**EXERCISE DESCRIPTION:**
Print all records exactly, leaving nothing out.
━━━━━━━━━━━━━━━━
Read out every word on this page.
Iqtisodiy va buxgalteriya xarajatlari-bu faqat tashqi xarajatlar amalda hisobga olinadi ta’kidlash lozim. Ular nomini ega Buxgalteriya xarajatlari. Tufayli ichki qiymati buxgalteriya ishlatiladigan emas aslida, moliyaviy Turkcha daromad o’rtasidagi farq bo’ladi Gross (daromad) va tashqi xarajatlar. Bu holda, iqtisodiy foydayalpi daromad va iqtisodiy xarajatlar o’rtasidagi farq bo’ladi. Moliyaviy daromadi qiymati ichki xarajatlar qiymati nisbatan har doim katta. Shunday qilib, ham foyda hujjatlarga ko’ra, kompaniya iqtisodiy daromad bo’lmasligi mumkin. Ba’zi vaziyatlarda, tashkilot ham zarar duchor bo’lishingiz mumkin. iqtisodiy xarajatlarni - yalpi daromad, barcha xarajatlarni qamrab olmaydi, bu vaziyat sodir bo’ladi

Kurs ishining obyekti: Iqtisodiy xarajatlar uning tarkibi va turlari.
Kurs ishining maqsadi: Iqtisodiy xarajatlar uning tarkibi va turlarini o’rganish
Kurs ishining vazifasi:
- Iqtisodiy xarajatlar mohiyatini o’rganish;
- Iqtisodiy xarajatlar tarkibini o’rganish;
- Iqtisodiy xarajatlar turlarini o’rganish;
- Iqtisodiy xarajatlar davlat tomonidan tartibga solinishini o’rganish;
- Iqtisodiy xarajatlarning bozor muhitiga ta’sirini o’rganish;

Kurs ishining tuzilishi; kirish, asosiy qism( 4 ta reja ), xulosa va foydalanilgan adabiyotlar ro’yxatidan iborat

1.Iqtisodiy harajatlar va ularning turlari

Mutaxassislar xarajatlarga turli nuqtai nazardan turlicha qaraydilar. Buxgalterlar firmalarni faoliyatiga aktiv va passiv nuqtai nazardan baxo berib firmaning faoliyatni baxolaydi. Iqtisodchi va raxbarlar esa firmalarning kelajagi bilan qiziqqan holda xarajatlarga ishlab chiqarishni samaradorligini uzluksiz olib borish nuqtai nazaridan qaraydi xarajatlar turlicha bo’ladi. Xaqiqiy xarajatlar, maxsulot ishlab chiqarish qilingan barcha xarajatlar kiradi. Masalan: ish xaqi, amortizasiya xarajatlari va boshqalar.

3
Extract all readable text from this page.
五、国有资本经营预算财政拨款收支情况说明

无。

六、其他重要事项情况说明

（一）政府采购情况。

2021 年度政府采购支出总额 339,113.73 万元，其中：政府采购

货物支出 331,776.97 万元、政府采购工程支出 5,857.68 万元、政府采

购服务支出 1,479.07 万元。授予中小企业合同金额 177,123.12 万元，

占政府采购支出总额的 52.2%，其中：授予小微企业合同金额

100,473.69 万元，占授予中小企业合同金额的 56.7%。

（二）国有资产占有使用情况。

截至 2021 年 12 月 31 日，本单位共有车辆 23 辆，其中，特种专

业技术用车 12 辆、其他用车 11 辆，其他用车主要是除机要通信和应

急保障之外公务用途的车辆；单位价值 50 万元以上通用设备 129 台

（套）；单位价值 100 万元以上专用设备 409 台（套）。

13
━━━━━━━━━━━━━━━━
**THE ANSWER:**
Read out every word on this page.
Iqtisodiy va buxgalteriya xarajatlari-bu faqat tashqi xarajatlar amalda hisobga olinadi ta’kidlash lozim. Ular nomini ega Buxgalteriya xarajatlari. Tufayli ichki qiymati buxgalteriya ishlatiladigan emas aslida, moliyaviy Turkcha daromad o’rtasidagi farq bo’ladi Gross (daromad) va tashqi xarajatlar. Bu holda, iqtisodiy foydayalpi daromad va iqtisodiy xarajatlar o’rtasidagi farq bo’ladi. Moliyaviy daromadi qiymati ichki xarajatlar qiymati nisbatan har doim katta. Shunday qilib, ham foyda hujjatlarga ko’ra, kompaniya iqtisodiy daromad bo’lmasligi mumkin. Ba’zi vaziyatlarda, tashkilot ham zarar duchor bo’lishingiz mumkin. iqtisodiy xarajatlarni - yalpi daromad, barcha xarajatlarni qamrab olmaydi, bu vaziyat sodir bo’ladi

Kurs ishining obyekti: Iqtisodiy xarajatlar uning tarkibi va turlari.
Kurs ishining maqsadi: Iqtisodiy xarajatlar uning tarkibi va turlarini o’rganish
Kurs ishining vazifasi:
- Iqtisodiy xarajatlar mohiyatini o’rganish;
- Iqtisodiy xarajatlar tarkibini o’rganish;
- Iqtisodiy xarajatlar turlarini o’rganish;
- Iqtisodiy xarajatlar davlat tomonidan tartibga solinishini o’rganish;
- Iqtisodiy xarajatlarning bozor muhitiga ta’sirini o’rganish;

Kurs ishining tuzilishi; kirish, asosiy qism( 4 ta reja ), xulosa va foydalanilgan adabiyotlar ro’yxatidan iborat

1.Iqtisodiy harajatlar va ularning turlari

Mutaxassislar xarajatlarga turli nuqtai nazardan turlicha qaraydilar. Buxgalterlar firmalarni faoliyatiga aktiv va passiv nuqtai nazardan baxo berib firmaning faoliyatni baxolaydi. Iqtisodchi va raxbarlar esa firmalarning kelajagi bilan qiziqqan holda xarajatlarga ishlab chiqarishni samaradorligini uzluksiz olib borish nuqtai nazaridan qaraydi xarajatlar turlicha bo’ladi. Xaqiqiy xarajatlar, maxsulot ishlab chiqarish qilingan barcha xarajatlar kiradi. Masalan: ish xaqi, amortizasiya xarajatlari va boshqalar.

3
Extract all readable text from this page.
五、国有资本经营预算财政拨款收支情况说明

无。

六、其他重要事项情况说明

（一）政府采购情况。

2021 年度政府采购支出总额 339,113.73 万元，其中：政府采购

货物支出 331,776.97 万元、政府采购工程支出 5,857.68 万元、政府采

购服务支出 1,479.07 万元。授予中小企业合同金额 177,123.12 万元，

占政府采购支出总额的 52.2%，其中：授予小微企业合同金额

100,473.69 万元，占授予中小企业合同金额的 56.7%。

（二）国有资产占有使用情况。

截至 2021 年 12 月 31 日，本单位共有车辆 23 辆，其中，特种专

业技术用车 12 辆、其他用车 11 辆，其他用车主要是除机要通信和应

急保障之外公务用途的车辆；单位价值 50 万元以上通用设备 129 台

（套）；单位价值 100 万元以上专用设备 409 台（套）。

13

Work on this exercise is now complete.